Below are some entries. Count how many of their lines include "above", then give that number only.
*** DATA FOR PROCESSING ***
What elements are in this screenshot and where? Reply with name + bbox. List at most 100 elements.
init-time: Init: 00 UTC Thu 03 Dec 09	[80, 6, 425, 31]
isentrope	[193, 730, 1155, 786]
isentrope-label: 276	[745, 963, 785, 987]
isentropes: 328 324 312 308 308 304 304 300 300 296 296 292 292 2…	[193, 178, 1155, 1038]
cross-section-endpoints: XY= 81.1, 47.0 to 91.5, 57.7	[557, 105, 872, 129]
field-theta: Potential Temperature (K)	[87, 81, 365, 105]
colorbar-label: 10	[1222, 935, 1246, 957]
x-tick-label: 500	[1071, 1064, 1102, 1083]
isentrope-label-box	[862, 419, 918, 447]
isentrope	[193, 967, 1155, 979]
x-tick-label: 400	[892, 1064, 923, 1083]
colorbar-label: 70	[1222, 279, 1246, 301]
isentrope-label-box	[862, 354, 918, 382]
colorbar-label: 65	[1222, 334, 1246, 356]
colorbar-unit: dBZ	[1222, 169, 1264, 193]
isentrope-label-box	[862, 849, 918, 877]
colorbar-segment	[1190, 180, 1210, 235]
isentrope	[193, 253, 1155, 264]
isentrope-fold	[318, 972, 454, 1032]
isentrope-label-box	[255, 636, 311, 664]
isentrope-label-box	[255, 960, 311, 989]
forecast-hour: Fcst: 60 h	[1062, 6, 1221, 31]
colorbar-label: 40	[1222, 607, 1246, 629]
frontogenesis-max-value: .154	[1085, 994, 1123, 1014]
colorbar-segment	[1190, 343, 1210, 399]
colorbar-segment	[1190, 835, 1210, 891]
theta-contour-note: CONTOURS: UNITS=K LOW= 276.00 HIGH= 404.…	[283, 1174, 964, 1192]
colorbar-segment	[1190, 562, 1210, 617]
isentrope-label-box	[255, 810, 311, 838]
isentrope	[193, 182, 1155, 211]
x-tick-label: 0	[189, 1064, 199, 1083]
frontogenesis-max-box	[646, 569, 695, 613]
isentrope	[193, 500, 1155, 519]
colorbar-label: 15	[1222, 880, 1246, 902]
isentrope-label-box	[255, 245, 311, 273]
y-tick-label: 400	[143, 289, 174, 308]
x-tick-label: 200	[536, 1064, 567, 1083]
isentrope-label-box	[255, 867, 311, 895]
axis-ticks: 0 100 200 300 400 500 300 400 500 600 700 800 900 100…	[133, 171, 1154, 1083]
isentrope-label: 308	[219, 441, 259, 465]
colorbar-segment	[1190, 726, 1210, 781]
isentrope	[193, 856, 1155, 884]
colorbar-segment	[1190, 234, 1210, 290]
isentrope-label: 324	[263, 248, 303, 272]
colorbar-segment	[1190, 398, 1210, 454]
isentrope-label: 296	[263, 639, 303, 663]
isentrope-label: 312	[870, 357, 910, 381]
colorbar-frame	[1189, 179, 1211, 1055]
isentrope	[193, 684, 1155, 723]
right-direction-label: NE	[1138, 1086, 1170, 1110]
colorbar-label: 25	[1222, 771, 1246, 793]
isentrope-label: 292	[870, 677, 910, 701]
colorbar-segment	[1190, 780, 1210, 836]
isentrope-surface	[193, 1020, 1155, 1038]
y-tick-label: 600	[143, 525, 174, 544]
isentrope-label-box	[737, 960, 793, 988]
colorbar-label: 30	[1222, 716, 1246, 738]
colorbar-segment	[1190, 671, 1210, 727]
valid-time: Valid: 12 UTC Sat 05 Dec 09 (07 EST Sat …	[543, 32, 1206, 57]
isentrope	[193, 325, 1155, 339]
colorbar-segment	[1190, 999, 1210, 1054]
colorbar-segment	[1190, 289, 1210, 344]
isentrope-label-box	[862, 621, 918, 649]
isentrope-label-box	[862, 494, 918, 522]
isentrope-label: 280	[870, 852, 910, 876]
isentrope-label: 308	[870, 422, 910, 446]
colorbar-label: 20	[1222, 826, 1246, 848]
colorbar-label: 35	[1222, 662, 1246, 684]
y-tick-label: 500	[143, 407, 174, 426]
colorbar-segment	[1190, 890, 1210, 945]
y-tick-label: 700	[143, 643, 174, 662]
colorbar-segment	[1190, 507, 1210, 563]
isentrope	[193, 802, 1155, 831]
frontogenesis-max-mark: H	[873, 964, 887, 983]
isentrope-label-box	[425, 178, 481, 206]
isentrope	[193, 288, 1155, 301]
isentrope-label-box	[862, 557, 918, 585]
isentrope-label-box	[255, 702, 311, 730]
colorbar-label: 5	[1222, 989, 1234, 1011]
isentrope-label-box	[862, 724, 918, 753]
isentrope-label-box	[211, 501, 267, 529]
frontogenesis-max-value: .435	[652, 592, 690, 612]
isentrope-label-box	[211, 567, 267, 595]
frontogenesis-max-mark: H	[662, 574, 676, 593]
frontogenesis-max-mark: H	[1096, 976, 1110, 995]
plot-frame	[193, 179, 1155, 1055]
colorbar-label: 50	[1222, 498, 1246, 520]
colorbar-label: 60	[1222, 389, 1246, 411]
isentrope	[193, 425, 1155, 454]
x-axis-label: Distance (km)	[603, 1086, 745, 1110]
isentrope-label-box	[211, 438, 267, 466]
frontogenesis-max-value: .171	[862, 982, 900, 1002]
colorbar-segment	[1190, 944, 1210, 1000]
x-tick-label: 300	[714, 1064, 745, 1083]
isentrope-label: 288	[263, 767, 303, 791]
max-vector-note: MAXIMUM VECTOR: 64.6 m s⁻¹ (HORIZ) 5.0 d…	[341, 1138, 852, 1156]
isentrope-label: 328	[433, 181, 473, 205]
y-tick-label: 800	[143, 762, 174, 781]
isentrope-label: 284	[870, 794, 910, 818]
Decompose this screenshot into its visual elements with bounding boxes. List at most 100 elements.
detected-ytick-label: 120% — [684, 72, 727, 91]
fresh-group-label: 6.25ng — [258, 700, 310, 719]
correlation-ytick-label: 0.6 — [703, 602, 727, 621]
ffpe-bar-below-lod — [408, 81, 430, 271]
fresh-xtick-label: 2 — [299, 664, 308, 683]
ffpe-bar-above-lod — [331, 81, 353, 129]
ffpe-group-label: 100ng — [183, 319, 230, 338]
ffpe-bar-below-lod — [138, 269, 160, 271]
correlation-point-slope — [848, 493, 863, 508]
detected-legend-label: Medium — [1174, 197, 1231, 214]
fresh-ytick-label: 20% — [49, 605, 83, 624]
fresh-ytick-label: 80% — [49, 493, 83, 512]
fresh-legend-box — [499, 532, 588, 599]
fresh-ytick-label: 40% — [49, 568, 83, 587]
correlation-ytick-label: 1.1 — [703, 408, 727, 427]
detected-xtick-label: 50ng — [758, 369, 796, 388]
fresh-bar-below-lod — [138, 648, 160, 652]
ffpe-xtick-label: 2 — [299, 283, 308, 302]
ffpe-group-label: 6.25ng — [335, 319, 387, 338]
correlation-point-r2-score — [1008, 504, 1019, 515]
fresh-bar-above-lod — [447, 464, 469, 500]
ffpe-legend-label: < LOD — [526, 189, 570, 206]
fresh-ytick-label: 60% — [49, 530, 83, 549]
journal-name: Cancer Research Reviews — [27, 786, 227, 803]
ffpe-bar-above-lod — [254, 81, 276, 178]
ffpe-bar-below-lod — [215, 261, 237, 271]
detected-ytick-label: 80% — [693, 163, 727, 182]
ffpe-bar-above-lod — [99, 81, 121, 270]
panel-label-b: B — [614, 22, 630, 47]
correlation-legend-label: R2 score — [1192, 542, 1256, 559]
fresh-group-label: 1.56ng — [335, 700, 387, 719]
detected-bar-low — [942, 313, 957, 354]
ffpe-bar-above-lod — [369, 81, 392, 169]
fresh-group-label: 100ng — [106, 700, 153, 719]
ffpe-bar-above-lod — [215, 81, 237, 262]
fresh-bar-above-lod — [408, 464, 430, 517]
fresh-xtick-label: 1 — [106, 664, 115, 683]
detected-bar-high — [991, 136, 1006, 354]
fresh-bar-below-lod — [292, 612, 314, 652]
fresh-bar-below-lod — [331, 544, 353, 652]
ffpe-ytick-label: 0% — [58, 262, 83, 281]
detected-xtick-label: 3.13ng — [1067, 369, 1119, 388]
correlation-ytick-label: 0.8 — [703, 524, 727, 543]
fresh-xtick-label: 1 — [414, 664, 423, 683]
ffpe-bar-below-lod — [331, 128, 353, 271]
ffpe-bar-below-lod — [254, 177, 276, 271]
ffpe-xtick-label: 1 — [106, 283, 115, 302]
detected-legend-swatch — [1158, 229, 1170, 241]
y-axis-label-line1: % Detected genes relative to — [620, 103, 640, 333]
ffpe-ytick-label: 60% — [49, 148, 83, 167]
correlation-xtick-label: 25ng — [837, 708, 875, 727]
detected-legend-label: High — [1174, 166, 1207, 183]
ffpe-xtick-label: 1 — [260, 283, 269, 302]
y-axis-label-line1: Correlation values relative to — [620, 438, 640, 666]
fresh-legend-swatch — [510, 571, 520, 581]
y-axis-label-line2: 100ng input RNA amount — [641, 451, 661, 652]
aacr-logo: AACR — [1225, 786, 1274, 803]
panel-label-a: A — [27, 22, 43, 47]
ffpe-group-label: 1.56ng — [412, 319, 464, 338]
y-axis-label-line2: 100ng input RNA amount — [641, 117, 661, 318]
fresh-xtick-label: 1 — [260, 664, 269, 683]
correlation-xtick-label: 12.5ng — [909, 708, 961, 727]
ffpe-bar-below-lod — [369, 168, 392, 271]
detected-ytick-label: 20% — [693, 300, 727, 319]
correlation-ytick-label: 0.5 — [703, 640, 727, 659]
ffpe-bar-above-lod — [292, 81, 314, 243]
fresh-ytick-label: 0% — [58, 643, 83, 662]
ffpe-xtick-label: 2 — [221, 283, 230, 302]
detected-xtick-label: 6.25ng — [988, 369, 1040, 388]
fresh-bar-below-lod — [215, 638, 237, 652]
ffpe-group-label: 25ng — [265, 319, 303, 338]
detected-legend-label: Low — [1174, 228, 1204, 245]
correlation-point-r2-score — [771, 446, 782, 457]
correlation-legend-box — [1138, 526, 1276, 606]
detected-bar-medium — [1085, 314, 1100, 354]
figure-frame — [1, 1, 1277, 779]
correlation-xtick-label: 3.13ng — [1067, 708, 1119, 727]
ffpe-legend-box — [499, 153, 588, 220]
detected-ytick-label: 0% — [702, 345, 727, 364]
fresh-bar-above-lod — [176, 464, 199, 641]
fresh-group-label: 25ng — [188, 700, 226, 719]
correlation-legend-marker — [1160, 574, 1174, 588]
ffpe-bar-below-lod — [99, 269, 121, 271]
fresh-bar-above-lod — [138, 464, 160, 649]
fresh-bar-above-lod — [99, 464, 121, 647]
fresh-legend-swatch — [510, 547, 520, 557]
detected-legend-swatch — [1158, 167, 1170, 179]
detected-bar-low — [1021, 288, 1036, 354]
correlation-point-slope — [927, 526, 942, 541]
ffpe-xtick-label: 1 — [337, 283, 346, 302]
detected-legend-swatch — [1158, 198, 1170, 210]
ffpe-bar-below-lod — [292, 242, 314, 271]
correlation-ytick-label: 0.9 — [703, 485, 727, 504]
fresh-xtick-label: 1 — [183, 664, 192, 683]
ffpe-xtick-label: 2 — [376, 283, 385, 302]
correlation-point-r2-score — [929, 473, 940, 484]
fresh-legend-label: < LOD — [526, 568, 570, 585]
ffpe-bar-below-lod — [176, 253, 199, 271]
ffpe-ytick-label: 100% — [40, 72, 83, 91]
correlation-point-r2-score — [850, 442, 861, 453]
***
→ TASK ANSWER
11